↓↓↓
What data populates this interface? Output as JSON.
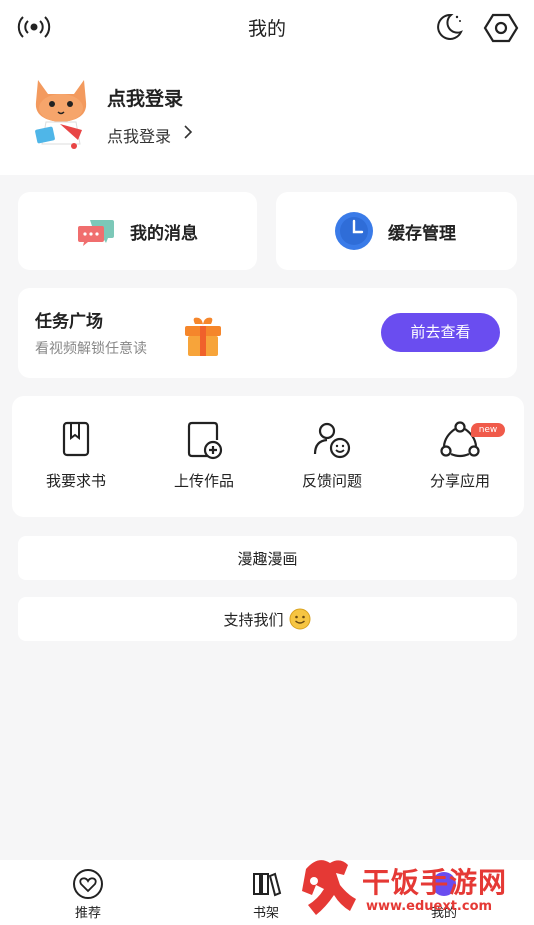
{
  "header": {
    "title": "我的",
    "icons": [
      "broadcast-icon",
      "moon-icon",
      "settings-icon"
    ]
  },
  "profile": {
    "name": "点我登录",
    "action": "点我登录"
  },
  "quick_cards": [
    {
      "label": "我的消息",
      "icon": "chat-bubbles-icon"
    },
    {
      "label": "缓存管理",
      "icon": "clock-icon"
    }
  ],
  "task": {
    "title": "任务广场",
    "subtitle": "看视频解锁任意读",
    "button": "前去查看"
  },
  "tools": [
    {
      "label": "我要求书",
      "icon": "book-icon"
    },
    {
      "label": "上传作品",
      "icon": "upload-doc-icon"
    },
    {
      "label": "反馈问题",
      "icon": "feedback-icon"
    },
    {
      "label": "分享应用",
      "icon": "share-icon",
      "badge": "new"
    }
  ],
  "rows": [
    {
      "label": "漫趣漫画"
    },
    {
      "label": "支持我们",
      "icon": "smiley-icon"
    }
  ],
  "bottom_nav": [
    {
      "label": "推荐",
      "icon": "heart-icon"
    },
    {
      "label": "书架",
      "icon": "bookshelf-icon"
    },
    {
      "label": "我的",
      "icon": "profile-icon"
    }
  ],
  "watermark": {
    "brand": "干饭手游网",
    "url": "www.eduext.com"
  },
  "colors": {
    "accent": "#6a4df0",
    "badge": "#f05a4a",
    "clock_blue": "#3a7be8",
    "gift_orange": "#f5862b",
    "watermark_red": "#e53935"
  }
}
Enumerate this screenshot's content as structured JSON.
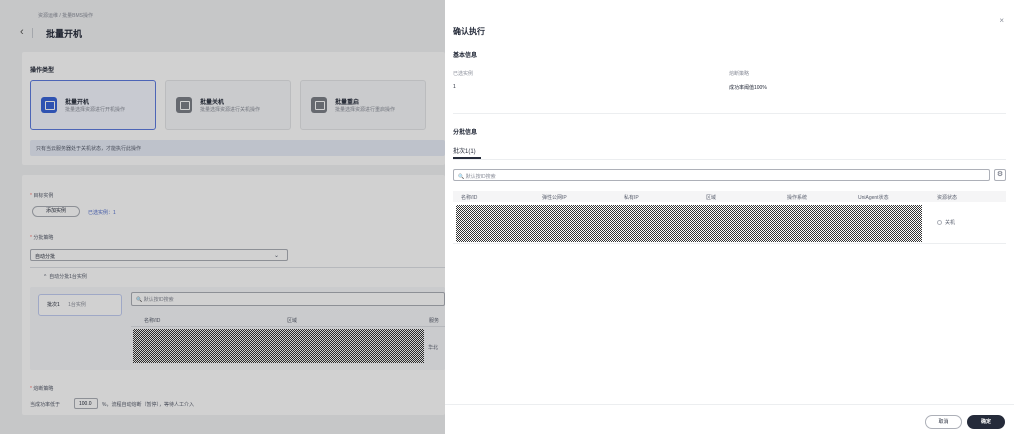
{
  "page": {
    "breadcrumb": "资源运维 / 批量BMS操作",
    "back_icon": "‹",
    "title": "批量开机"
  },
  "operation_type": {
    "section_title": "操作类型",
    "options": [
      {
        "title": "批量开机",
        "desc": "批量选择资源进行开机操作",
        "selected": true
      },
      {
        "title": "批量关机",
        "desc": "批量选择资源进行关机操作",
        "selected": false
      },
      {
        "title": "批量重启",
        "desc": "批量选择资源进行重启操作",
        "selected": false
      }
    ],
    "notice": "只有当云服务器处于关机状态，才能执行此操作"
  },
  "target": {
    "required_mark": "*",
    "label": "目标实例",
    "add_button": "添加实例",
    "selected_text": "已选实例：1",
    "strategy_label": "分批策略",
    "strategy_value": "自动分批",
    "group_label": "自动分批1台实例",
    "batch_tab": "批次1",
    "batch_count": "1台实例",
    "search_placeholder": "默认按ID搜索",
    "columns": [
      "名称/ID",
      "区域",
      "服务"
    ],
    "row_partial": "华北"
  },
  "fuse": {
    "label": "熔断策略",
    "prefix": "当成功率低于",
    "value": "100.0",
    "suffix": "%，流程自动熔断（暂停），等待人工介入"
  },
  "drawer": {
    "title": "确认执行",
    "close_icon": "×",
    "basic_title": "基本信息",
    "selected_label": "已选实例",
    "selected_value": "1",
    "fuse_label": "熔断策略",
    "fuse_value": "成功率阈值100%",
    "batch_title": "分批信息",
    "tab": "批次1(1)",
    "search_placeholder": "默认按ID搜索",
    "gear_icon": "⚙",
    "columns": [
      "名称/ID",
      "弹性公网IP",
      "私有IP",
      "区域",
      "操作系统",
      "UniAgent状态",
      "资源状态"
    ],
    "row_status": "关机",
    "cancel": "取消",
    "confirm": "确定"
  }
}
↑↑↑
## WRITTEN PROBLEM
Your copy should match the entries exactly, minus the pictures.

## WRITTEN SOLUTION
What data populates this interface? Output as JSON.
{
  "header": {
    "title": "我的",
    "icons": [
      "broadcast-icon",
      "moon-icon",
      "settings-icon"
    ]
  },
  "profile": {
    "name": "点我登录",
    "action": "点我登录"
  },
  "quick_cards": [
    {
      "label": "我的消息",
      "icon": "chat-bubbles-icon"
    },
    {
      "label": "缓存管理",
      "icon": "clock-icon"
    }
  ],
  "task": {
    "title": "任务广场",
    "subtitle": "看视频解锁任意读",
    "button": "前去查看"
  },
  "tools": [
    {
      "label": "我要求书",
      "icon": "book-icon"
    },
    {
      "label": "上传作品",
      "icon": "upload-doc-icon"
    },
    {
      "label": "反馈问题",
      "icon": "feedback-icon"
    },
    {
      "label": "分享应用",
      "icon": "share-icon",
      "badge": "new"
    }
  ],
  "rows": [
    {
      "label": "漫趣漫画"
    },
    {
      "label": "支持我们",
      "icon": "smiley-icon"
    }
  ],
  "bottom_nav": [
    {
      "label": "推荐",
      "icon": "heart-icon"
    },
    {
      "label": "书架",
      "icon": "bookshelf-icon"
    },
    {
      "label": "我的",
      "icon": "profile-icon"
    }
  ],
  "watermark": {
    "brand": "干饭手游网",
    "url": "www.eduext.com"
  },
  "colors": {
    "accent": "#6a4df0",
    "badge": "#f05a4a",
    "clock_blue": "#3a7be8",
    "gift_orange": "#f5862b",
    "watermark_red": "#e53935"
  }
}
Enumerate this screenshot's content as structured JSON.
{
  "page": {
    "breadcrumb": "资源运维 / 批量BMS操作",
    "back_icon": "‹",
    "title": "批量开机"
  },
  "operation_type": {
    "section_title": "操作类型",
    "options": [
      {
        "title": "批量开机",
        "desc": "批量选择资源进行开机操作",
        "selected": true
      },
      {
        "title": "批量关机",
        "desc": "批量选择资源进行关机操作",
        "selected": false
      },
      {
        "title": "批量重启",
        "desc": "批量选择资源进行重启操作",
        "selected": false
      }
    ],
    "notice": "只有当云服务器处于关机状态，才能执行此操作"
  },
  "target": {
    "required_mark": "*",
    "label": "目标实例",
    "add_button": "添加实例",
    "selected_text": "已选实例：1",
    "strategy_label": "分批策略",
    "strategy_value": "自动分批",
    "group_label": "自动分批1台实例",
    "batch_tab": "批次1",
    "batch_count": "1台实例",
    "search_placeholder": "默认按ID搜索",
    "columns": [
      "名称/ID",
      "区域",
      "服务"
    ],
    "row_partial": "华北"
  },
  "fuse": {
    "label": "熔断策略",
    "prefix": "当成功率低于",
    "value": "100.0",
    "suffix": "%，流程自动熔断（暂停），等待人工介入"
  },
  "drawer": {
    "title": "确认执行",
    "close_icon": "×",
    "basic_title": "基本信息",
    "selected_label": "已选实例",
    "selected_value": "1",
    "fuse_label": "熔断策略",
    "fuse_value": "成功率阈值100%",
    "batch_title": "分批信息",
    "tab": "批次1(1)",
    "search_placeholder": "默认按ID搜索",
    "gear_icon": "⚙",
    "columns": [
      "名称/ID",
      "弹性公网IP",
      "私有IP",
      "区域",
      "操作系统",
      "UniAgent状态",
      "资源状态"
    ],
    "row_status": "关机",
    "cancel": "取消",
    "confirm": "确定"
  }
}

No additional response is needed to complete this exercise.